┌─ RECORDS FOR THE TASK

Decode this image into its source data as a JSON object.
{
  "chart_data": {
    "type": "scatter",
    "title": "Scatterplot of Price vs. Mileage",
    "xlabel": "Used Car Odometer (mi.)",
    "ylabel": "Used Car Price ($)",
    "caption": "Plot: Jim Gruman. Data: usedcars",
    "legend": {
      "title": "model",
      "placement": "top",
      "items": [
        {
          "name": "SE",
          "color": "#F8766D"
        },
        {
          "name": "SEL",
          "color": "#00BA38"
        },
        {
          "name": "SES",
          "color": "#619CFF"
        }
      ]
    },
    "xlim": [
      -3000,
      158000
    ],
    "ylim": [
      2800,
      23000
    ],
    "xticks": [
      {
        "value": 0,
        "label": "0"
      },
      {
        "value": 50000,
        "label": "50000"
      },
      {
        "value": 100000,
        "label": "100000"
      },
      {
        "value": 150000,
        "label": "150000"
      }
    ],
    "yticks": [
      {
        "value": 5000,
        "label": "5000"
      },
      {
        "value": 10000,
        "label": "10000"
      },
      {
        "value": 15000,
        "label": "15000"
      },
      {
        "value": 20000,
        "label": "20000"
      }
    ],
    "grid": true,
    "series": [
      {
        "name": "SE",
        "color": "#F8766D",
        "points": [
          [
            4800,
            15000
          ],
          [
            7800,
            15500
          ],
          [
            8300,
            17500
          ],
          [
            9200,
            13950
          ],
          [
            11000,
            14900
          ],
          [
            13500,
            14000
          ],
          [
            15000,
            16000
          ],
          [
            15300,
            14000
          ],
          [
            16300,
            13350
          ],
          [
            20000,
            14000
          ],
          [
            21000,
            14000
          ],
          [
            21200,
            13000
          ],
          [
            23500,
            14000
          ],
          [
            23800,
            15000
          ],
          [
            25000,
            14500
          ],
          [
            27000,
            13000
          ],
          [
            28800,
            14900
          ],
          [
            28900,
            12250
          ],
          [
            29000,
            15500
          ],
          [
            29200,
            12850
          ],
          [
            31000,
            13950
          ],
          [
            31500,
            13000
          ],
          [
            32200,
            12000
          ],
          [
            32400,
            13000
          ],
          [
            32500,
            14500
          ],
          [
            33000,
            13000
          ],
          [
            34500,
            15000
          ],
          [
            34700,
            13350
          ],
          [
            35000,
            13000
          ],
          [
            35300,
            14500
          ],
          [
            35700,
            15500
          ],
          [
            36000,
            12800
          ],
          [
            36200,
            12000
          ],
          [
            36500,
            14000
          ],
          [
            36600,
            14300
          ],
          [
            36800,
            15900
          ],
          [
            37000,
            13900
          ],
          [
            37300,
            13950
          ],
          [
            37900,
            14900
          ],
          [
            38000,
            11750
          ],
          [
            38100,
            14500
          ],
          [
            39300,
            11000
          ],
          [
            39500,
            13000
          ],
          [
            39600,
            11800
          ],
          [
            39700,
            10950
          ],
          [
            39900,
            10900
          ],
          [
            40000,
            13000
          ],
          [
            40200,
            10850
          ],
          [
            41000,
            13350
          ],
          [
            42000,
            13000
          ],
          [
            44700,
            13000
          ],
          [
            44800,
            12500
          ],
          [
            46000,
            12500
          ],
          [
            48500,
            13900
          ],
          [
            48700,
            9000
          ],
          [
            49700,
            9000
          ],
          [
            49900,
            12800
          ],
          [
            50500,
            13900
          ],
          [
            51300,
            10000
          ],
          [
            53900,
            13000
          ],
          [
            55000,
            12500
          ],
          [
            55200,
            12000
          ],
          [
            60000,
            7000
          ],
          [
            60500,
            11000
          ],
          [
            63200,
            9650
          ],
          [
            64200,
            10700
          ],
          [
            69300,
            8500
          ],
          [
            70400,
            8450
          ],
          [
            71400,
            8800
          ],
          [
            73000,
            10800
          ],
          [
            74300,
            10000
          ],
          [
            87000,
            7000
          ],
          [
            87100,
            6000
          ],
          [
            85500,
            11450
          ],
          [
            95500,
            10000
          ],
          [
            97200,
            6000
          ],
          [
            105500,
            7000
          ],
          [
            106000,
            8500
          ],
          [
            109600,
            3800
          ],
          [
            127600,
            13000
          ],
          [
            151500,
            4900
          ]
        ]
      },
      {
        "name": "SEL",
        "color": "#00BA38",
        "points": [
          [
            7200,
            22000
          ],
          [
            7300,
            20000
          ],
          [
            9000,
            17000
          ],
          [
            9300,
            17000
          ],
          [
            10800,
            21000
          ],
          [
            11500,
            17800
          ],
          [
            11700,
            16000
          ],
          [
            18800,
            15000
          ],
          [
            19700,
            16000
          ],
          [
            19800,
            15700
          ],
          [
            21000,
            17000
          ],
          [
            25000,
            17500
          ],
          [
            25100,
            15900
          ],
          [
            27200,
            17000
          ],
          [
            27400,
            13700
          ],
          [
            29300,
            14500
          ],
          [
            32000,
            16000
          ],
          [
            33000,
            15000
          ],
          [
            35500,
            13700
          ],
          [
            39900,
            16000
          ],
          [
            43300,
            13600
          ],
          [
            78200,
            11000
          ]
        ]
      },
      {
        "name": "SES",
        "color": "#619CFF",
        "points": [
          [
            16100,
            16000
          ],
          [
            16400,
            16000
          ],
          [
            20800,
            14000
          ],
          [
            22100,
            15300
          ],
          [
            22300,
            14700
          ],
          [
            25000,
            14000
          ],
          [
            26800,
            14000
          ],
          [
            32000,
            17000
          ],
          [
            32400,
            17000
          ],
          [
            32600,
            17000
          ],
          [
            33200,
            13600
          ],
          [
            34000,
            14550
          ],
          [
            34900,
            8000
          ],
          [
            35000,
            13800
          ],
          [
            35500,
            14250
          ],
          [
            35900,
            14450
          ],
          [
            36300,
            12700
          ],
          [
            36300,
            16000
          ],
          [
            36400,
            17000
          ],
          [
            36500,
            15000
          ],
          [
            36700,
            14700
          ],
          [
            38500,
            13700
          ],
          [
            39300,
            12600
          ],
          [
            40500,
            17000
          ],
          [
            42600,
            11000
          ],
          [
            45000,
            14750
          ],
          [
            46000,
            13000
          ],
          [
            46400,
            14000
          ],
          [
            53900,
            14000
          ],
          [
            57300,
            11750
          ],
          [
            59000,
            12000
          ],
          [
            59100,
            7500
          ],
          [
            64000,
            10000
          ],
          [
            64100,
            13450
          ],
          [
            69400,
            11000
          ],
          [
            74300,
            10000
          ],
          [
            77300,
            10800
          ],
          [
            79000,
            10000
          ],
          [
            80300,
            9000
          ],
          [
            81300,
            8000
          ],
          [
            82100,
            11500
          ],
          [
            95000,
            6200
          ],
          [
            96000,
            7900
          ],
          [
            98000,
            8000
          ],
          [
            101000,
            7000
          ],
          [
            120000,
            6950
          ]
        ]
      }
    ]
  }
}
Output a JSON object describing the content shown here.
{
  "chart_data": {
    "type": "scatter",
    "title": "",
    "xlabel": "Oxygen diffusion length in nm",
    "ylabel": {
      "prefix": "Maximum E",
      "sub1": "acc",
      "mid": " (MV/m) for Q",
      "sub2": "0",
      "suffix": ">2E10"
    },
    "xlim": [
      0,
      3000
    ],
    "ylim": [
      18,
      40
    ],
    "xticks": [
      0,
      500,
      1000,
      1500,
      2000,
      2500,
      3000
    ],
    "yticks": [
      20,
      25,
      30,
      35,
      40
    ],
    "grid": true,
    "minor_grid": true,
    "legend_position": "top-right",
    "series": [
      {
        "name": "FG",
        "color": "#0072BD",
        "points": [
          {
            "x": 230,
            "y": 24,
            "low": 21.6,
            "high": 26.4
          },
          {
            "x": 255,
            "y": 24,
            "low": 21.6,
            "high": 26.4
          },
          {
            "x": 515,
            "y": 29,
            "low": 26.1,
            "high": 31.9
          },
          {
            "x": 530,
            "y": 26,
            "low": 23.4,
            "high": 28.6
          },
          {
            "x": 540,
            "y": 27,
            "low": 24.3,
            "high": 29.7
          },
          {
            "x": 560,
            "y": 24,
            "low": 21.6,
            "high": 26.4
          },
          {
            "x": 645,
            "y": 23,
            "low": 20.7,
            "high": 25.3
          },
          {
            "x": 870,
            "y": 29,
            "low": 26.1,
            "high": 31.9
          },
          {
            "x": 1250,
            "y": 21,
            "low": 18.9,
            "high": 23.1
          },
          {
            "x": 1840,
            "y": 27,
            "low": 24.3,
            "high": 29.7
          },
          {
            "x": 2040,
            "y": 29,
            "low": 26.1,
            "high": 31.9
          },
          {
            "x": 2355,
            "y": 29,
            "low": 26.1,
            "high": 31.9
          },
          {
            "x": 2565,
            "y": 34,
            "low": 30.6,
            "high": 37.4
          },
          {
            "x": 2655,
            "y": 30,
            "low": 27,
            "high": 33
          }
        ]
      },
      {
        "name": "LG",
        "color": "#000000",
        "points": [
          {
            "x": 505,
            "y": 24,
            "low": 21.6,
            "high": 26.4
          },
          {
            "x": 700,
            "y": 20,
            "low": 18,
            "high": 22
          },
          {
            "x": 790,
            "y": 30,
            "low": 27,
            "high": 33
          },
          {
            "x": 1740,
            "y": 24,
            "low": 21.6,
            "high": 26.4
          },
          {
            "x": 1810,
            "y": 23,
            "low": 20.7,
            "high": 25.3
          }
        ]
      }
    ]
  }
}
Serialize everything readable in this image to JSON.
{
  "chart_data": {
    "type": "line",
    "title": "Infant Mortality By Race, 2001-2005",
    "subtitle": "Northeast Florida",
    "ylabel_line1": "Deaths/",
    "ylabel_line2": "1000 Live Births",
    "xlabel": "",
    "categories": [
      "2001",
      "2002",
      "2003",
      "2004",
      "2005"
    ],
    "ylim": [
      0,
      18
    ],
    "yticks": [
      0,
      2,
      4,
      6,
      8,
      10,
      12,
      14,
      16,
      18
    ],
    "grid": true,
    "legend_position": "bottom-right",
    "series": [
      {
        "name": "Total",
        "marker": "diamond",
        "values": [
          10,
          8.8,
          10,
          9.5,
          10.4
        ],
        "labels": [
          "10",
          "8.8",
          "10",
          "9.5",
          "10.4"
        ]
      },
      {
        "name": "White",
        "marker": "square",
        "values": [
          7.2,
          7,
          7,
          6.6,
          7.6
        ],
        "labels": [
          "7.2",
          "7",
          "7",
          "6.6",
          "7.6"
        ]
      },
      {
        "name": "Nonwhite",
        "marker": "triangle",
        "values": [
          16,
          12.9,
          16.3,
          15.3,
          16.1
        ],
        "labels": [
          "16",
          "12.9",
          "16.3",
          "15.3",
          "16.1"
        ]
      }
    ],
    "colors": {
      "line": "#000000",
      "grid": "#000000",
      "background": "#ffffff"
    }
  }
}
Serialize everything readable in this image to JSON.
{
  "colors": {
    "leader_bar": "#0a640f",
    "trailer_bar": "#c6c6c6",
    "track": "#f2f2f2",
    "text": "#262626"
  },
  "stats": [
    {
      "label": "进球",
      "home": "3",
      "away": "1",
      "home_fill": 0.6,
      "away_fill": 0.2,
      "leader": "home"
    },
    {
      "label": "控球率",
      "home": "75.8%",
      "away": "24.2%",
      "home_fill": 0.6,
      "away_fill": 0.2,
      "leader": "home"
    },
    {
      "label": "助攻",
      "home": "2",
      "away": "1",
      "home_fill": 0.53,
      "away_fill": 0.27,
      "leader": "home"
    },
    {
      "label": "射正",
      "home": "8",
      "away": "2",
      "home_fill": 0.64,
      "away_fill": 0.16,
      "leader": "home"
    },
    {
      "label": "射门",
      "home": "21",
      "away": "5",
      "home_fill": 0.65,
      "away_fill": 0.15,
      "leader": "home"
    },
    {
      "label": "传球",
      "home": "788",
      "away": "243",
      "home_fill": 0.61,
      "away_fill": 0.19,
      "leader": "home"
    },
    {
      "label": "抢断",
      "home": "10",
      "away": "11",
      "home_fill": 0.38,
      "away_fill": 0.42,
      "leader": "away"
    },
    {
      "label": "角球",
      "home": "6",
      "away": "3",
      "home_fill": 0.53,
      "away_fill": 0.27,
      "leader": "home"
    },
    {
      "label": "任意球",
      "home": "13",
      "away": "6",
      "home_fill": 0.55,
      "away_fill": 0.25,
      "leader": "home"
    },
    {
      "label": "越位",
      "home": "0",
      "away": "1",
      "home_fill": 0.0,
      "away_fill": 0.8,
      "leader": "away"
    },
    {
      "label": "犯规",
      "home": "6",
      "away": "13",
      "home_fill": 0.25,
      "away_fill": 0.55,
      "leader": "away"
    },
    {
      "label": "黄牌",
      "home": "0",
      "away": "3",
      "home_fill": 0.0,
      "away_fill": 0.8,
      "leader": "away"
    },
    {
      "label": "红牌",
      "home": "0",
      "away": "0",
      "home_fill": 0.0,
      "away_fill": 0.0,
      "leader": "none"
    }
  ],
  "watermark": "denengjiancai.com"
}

└─

Pick out lines containing the word "name", each one as written.

          "name": "SE",
          "name": "SEL",
          "name": "SES",
        "name": "SE",
        "name": "SEL",
        "name": "SES",
        "name": "FG",
        "name": "LG",
        "name": "Total",
        "name": "White",
        "name": "Nonwhite",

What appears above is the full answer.